» **Aim A**: In the Central Bank speech, copy everything from "Opening address by" down to "increasing supervisory oversight.".
» **Aim B**: Translate this sentence from the Central Bank speech into French: "The topic of effective banking and securities regulation has indeed many dimensions."

Opening address by Deputy Governor Cyril Roux at the Central Bank of Ireland conference on Effective Banking and Securities Regulation

11 October 2013 Speech

Ladies and gentlemen

It is my pleasure to welcome you here on behalf of the Central Bank of Ireland to this conference on effective regulation of banking and securities. Five years after the collapse of Lehman Brothers and four years after the G20 Summit in Pittsburgh which set out an ambitious agenda of banking and securities regulatory reform, it is timely that we ask:

  1. What are our expectations of banking and securities regulation and to what extent are they likely to be realised?
  2. Whether the challenges of delivering a better financial services industry to the real economy requires more far-reaching changes than writing new rules and increasing supervisory oversight.
  3. And if we have fully seized the opportunity to deliver safe supervisory oversight and soundness to the financing of economic activity?

The topic of effective banking and securities regulation has indeed many dimensions.

First, it operates at different levels: conduct of business, micro-prudential and macro-prudential. In some cases, a single competent authority may have responsibility for regulation at all levels. In other cases, responsibilities may be given to a number of distinct authorities. Whatever the regulatory architecture, there are challenges of managing conflicts of purpose and coordinating agendas.

» **Extracted information**:
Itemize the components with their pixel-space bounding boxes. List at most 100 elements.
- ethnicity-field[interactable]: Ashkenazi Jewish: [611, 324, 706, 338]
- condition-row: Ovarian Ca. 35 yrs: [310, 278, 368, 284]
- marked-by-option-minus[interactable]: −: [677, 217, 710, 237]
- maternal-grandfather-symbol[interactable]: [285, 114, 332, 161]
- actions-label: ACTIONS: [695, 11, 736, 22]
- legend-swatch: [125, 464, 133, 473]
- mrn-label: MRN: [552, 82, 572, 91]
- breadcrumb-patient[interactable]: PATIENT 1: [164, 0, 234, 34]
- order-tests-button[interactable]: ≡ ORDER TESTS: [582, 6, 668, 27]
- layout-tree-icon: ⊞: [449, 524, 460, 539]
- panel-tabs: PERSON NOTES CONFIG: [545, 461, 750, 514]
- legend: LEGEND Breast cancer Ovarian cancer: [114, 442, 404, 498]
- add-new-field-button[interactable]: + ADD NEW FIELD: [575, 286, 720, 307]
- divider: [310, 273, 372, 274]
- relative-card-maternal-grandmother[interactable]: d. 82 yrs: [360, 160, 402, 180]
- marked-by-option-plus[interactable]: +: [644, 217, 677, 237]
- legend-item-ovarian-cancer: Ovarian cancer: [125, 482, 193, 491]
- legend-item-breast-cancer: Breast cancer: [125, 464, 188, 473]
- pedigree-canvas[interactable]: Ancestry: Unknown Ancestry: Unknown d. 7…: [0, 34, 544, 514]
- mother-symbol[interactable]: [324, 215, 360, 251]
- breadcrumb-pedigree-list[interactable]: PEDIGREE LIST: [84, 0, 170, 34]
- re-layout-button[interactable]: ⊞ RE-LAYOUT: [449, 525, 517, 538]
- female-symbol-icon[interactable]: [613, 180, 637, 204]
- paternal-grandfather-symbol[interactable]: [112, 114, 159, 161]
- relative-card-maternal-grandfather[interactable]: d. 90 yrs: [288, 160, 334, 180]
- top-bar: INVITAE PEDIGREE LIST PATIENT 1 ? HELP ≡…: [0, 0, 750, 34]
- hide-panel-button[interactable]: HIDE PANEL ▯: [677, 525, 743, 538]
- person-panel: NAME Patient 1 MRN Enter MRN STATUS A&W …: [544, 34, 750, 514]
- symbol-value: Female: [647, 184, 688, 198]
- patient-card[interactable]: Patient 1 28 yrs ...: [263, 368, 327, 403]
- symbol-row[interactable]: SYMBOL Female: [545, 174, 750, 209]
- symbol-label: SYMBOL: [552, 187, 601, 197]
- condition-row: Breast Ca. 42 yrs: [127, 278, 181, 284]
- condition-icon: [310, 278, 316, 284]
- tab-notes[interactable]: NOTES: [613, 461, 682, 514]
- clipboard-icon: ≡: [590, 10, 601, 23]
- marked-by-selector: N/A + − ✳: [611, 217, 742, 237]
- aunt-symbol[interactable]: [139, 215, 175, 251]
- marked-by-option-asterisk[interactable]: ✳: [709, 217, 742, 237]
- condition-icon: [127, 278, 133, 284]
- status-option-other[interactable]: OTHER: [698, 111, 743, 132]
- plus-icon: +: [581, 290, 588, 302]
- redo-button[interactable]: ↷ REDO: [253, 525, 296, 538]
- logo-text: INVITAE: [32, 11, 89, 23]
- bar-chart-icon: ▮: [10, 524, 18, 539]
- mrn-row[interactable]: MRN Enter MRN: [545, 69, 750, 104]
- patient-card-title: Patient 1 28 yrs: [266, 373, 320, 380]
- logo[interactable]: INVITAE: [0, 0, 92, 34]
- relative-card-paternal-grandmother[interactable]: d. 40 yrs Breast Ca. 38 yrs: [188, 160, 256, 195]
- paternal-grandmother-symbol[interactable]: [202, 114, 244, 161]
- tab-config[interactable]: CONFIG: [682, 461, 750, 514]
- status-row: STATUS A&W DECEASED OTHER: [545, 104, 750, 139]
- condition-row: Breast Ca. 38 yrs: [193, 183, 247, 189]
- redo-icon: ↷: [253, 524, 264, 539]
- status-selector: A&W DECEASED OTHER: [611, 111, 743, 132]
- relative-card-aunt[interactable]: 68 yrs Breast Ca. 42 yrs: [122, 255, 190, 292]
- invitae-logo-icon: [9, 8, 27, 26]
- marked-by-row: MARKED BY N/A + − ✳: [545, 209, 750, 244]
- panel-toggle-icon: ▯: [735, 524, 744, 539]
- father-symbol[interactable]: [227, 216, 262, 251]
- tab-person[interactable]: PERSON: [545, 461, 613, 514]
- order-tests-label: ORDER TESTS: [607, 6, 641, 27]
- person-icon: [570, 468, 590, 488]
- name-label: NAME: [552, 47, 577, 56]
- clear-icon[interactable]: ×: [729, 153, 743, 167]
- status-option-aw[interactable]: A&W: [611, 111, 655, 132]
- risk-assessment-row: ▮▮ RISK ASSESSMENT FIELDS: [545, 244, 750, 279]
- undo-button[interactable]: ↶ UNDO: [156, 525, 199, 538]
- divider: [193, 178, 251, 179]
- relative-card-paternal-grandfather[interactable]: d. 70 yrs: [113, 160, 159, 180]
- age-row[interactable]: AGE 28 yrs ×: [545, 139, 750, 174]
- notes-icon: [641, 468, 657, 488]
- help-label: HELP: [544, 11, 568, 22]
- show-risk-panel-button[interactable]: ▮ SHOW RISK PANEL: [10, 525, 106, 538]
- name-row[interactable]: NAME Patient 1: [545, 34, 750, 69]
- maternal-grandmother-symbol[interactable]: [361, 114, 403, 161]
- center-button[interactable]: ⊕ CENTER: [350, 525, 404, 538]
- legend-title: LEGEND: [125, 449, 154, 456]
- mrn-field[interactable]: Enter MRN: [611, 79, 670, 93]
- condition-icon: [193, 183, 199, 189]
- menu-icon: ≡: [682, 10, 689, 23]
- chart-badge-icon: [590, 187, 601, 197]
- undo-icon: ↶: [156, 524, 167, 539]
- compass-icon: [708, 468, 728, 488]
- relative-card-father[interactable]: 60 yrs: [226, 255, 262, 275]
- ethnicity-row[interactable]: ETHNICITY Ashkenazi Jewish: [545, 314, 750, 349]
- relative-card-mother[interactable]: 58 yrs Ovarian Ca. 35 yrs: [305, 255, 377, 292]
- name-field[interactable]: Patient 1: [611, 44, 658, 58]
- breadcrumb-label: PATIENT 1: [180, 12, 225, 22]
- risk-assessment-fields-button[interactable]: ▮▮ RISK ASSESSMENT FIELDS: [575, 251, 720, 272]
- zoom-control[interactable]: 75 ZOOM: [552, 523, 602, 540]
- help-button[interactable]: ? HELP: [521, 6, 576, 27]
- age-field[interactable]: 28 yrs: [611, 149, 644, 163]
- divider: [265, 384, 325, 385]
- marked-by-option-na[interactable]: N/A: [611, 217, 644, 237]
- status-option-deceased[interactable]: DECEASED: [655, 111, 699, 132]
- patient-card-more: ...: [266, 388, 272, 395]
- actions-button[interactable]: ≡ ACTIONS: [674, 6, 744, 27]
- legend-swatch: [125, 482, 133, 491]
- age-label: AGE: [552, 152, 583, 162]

» **Full solution A**:
Opening address by Deputy Governor Cyril Roux at the Central Bank of Ireland conference on Effective Banking and Securities Regulation

11 October 2013 Speech

Ladies and gentlemen

It is my pleasure to welcome you here on behalf of the Central Bank of Ireland to this conference on effective regulation of banking and securities. Five years after the collapse of Lehman Brothers and four years after the G20 Summit in Pittsburgh which set out an ambitious agenda of banking and securities regulatory reform, it is timely that we ask:

  1. What are our expectations of banking and securities regulation and to what extent are they likely to be realised?
  2. Whether the challenges of delivering a better financial services industry to the real economy requires more far-reaching changes than writing new rules and increasing supervisory oversight.

» **Full solution B**: Le thème d'une réglementation efficace des banques et des valeurs mobilières comporte en effet de nombreuses dimensions.